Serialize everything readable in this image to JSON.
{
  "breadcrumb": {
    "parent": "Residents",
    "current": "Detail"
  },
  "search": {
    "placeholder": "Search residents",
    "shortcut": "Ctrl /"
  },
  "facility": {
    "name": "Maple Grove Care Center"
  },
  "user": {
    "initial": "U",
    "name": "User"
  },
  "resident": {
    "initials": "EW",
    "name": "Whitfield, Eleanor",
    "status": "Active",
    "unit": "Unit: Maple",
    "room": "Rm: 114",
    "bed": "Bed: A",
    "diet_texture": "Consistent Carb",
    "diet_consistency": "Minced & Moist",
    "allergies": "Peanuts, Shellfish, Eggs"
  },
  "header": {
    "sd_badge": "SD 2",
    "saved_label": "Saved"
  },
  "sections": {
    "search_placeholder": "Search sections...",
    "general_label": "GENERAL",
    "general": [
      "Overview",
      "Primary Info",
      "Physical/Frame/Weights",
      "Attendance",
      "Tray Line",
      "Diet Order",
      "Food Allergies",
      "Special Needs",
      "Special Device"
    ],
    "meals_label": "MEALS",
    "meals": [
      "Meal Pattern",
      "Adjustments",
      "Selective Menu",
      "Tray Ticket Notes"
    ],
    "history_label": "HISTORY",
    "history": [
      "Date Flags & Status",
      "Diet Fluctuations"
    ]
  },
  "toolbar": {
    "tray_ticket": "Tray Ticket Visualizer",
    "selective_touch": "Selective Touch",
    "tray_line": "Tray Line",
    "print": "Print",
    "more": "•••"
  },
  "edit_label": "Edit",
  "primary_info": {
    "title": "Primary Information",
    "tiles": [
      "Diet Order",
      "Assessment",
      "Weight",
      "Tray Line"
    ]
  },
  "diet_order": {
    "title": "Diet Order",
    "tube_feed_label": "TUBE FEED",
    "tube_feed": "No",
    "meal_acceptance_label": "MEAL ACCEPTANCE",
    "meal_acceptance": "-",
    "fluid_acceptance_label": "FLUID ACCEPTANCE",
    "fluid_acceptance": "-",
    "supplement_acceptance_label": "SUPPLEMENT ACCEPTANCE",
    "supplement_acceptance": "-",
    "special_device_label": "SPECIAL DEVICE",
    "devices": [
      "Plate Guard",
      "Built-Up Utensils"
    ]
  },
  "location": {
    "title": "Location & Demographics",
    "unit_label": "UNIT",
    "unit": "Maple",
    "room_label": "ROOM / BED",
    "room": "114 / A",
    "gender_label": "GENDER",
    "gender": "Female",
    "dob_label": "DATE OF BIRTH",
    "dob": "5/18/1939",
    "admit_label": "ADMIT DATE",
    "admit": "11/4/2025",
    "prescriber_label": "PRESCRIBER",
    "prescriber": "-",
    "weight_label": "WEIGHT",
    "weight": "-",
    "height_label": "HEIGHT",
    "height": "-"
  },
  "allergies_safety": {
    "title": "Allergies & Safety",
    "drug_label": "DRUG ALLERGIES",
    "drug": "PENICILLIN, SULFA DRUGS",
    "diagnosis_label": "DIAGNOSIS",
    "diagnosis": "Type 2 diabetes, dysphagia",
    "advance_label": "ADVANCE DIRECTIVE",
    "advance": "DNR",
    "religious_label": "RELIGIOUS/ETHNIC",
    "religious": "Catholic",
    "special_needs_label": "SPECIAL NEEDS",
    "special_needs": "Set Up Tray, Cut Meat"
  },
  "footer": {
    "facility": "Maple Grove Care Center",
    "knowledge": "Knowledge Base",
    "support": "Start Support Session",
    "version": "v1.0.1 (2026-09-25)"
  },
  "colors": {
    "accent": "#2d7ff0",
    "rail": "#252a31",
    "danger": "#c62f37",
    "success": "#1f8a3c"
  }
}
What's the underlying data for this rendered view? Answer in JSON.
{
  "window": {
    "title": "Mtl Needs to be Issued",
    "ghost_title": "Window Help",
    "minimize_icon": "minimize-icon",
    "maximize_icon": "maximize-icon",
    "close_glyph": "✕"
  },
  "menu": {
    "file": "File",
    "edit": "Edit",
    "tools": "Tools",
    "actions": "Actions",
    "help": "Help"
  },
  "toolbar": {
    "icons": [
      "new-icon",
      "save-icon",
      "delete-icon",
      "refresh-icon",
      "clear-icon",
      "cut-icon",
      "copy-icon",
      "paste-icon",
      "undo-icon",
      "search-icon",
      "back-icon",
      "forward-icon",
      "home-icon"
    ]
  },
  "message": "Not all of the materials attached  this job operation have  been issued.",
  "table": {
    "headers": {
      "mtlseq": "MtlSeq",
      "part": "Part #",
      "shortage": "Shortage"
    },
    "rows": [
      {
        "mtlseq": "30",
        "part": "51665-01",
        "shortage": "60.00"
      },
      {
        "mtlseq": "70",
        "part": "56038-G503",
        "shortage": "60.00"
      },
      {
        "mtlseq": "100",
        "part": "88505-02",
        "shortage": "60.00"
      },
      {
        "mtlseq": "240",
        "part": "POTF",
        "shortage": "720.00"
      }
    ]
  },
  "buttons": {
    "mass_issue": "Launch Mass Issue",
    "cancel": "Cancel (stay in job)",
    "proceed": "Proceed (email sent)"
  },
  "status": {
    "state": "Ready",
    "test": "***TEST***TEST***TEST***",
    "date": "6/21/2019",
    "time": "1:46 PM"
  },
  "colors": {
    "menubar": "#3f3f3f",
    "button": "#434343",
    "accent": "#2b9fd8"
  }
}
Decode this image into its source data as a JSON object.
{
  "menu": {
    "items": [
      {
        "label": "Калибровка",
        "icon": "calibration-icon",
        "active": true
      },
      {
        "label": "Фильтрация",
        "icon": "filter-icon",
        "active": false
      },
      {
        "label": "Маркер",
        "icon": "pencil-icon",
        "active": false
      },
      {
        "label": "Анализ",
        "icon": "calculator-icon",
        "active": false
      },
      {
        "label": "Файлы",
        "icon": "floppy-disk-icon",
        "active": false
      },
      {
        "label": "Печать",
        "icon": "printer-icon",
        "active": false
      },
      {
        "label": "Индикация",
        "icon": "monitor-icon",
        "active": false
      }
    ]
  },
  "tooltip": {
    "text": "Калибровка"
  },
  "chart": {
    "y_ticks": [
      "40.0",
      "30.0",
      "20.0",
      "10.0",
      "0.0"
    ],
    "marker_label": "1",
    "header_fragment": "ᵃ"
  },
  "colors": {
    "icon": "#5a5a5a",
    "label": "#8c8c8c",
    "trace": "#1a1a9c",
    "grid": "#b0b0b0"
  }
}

**WHAT TO DO**
Lines from the records above that hold "Maple" are the ones to list.

**CORRECT RESULT**
    "name": "Maple Grove Care Center"
    "unit": "Unit: Maple",
    "unit": "Maple",
    "facility": "Maple Grove Care Center",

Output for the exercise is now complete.